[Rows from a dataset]
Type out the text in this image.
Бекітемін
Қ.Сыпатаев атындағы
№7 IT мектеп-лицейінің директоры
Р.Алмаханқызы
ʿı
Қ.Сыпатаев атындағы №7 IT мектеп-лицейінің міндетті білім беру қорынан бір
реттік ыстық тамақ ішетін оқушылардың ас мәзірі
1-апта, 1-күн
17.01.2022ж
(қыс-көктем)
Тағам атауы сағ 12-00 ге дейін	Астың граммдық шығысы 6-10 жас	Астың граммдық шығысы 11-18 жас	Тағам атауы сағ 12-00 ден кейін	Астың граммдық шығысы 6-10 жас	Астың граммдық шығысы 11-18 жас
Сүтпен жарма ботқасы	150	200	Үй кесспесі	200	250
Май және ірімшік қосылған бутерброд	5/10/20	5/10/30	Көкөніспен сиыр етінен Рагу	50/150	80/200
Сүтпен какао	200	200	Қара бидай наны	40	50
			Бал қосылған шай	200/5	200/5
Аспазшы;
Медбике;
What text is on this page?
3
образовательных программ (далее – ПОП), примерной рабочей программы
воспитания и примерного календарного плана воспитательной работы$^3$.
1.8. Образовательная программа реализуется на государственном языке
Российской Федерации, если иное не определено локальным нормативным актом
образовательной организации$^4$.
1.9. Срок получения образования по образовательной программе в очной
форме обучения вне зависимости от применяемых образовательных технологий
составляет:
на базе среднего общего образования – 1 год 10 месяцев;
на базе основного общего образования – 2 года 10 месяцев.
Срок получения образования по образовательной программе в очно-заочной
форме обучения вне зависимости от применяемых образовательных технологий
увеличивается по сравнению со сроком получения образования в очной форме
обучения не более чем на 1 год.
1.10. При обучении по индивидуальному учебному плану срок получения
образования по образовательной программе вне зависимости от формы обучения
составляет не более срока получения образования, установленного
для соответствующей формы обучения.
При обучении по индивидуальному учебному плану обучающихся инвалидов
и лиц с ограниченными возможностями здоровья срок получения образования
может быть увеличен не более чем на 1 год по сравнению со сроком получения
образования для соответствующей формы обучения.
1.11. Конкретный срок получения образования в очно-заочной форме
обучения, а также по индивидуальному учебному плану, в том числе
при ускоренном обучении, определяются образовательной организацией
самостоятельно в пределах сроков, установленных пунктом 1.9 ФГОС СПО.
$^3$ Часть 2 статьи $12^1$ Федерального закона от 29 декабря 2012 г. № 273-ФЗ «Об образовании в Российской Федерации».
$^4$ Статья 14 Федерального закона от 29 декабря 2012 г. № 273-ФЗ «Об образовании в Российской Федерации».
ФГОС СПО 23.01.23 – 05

§ Exercise goal: Each record above must be given again exactly.

§ Written response:
Type out the text in this image.
Бекітемін
Қ.Сыпатаев атындағы
№7 IT мектеп-лицейінің директоры
Р.Алмаханқызы
ʿı
Қ.Сыпатаев атындағы №7 IT мектеп-лицейінің міндетті білім беру қорынан бір
реттік ыстық тамақ ішетін оқушылардың ас мәзірі
1-апта, 1-күн
17.01.2022ж
(қыс-көктем)
Тағам атауы сағ 12-00 ге дейін	Астың граммдық шығысы 6-10 жас	Астың граммдық шығысы 11-18 жас	Тағам атауы сағ 12-00 ден кейін	Астың граммдық шығысы 6-10 жас	Астың граммдық шығысы 11-18 жас
Сүтпен жарма ботқасы	150	200	Үй кесспесі	200	250
Май және ірімшік қосылған бутерброд	5/10/20	5/10/30	Көкөніспен сиыр етінен Рагу	50/150	80/200
Сүтпен какао	200	200	Қара бидай наны	40	50
			Бал қосылған шай	200/5	200/5
Аспазшы;
Медбике;
What text is on this page?
3
образовательных программ (далее – ПОП), примерной рабочей программы
воспитания и примерного календарного плана воспитательной работы$^3$.
1.8. Образовательная программа реализуется на государственном языке
Российской Федерации, если иное не определено локальным нормативным актом
образовательной организации$^4$.
1.9. Срок получения образования по образовательной программе в очной
форме обучения вне зависимости от применяемых образовательных технологий
составляет:
на базе среднего общего образования – 1 год 10 месяцев;
на базе основного общего образования – 2 года 10 месяцев.
Срок получения образования по образовательной программе в очно-заочной
форме обучения вне зависимости от применяемых образовательных технологий
увеличивается по сравнению со сроком получения образования в очной форме
обучения не более чем на 1 год.
1.10. При обучении по индивидуальному учебному плану срок получения
образования по образовательной программе вне зависимости от формы обучения
составляет не более срока получения образования, установленного
для соответствующей формы обучения.
При обучении по индивидуальному учебному плану обучающихся инвалидов
и лиц с ограниченными возможностями здоровья срок получения образования
может быть увеличен не более чем на 1 год по сравнению со сроком получения
образования для соответствующей формы обучения.
1.11. Конкретный срок получения образования в очно-заочной форме
обучения, а также по индивидуальному учебному плану, в том числе
при ускоренном обучении, определяются образовательной организацией
самостоятельно в пределах сроков, установленных пунктом 1.9 ФГОС СПО.
$^3$ Часть 2 статьи $12^1$ Федерального закона от 29 декабря 2012 г. № 273-ФЗ «Об образовании в Российской Федерации».
$^4$ Статья 14 Федерального закона от 29 декабря 2012 г. № 273-ФЗ «Об образовании в Российской Федерации».
ФГОС СПО 23.01.23 – 05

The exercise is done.